Stored data
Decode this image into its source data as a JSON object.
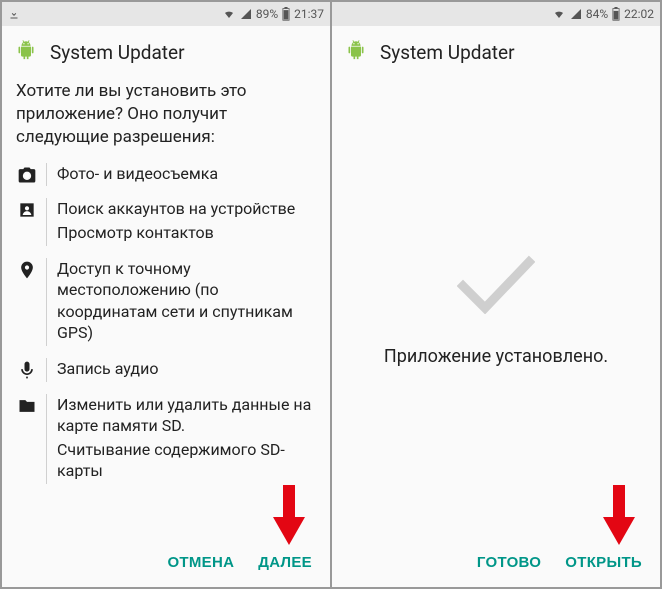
{
  "accent_color": "#009688",
  "left": {
    "status": {
      "battery": "89%",
      "time": "21:37",
      "has_download": true
    },
    "header": {
      "title": "System Updater"
    },
    "prompt": "Хотите ли вы установить это приложение? Оно получит следующие разрешения:",
    "permissions": [
      {
        "icon": "camera-icon",
        "lines": [
          "Фото- и видеосъемка"
        ]
      },
      {
        "icon": "contacts-icon",
        "lines": [
          "Поиск аккаунтов на устройстве",
          "Просмотр контактов"
        ]
      },
      {
        "icon": "location-icon",
        "lines": [
          "Доступ к точному местоположению (по координатам сети и спутникам GPS)"
        ]
      },
      {
        "icon": "mic-icon",
        "lines": [
          "Запись аудио"
        ]
      },
      {
        "icon": "folder-icon",
        "lines": [
          "Изменить или удалить данные на карте памяти SD.",
          "Считывание содержимого SD-карты"
        ]
      }
    ],
    "footer": {
      "cancel": "ОТМЕНА",
      "next": "ДАЛЕЕ"
    }
  },
  "right": {
    "status": {
      "battery": "84%",
      "time": "22:02",
      "has_download": false
    },
    "header": {
      "title": "System Updater"
    },
    "message": "Приложение установлено.",
    "footer": {
      "done": "ГОТОВО",
      "open": "ОТКРЫТЬ"
    }
  }
}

### Problem description:
Print the records above exactly as they stand, but leave out the pictures.

### Result of the exercise:
Decode this image into its source data as a JSON object.
{
  "accent_color": "#009688",
  "left": {
    "status": {
      "battery": "89%",
      "time": "21:37",
      "has_download": true
    },
    "header": {
      "title": "System Updater"
    },
    "prompt": "Хотите ли вы установить это приложение? Оно получит следующие разрешения:",
    "permissions": [
      {
        "icon": "camera-icon",
        "lines": [
          "Фото- и видеосъемка"
        ]
      },
      {
        "icon": "contacts-icon",
        "lines": [
          "Поиск аккаунтов на устройстве",
          "Просмотр контактов"
        ]
      },
      {
        "icon": "location-icon",
        "lines": [
          "Доступ к точному местоположению (по координатам сети и спутникам GPS)"
        ]
      },
      {
        "icon": "mic-icon",
        "lines": [
          "Запись аудио"
        ]
      },
      {
        "icon": "folder-icon",
        "lines": [
          "Изменить или удалить данные на карте памяти SD.",
          "Считывание содержимого SD-карты"
        ]
      }
    ],
    "footer": {
      "cancel": "ОТМЕНА",
      "next": "ДАЛЕЕ"
    }
  },
  "right": {
    "status": {
      "battery": "84%",
      "time": "22:02",
      "has_download": false
    },
    "header": {
      "title": "System Updater"
    },
    "message": "Приложение установлено.",
    "footer": {
      "done": "ГОТОВО",
      "open": "ОТКРЫТЬ"
    }
  }
}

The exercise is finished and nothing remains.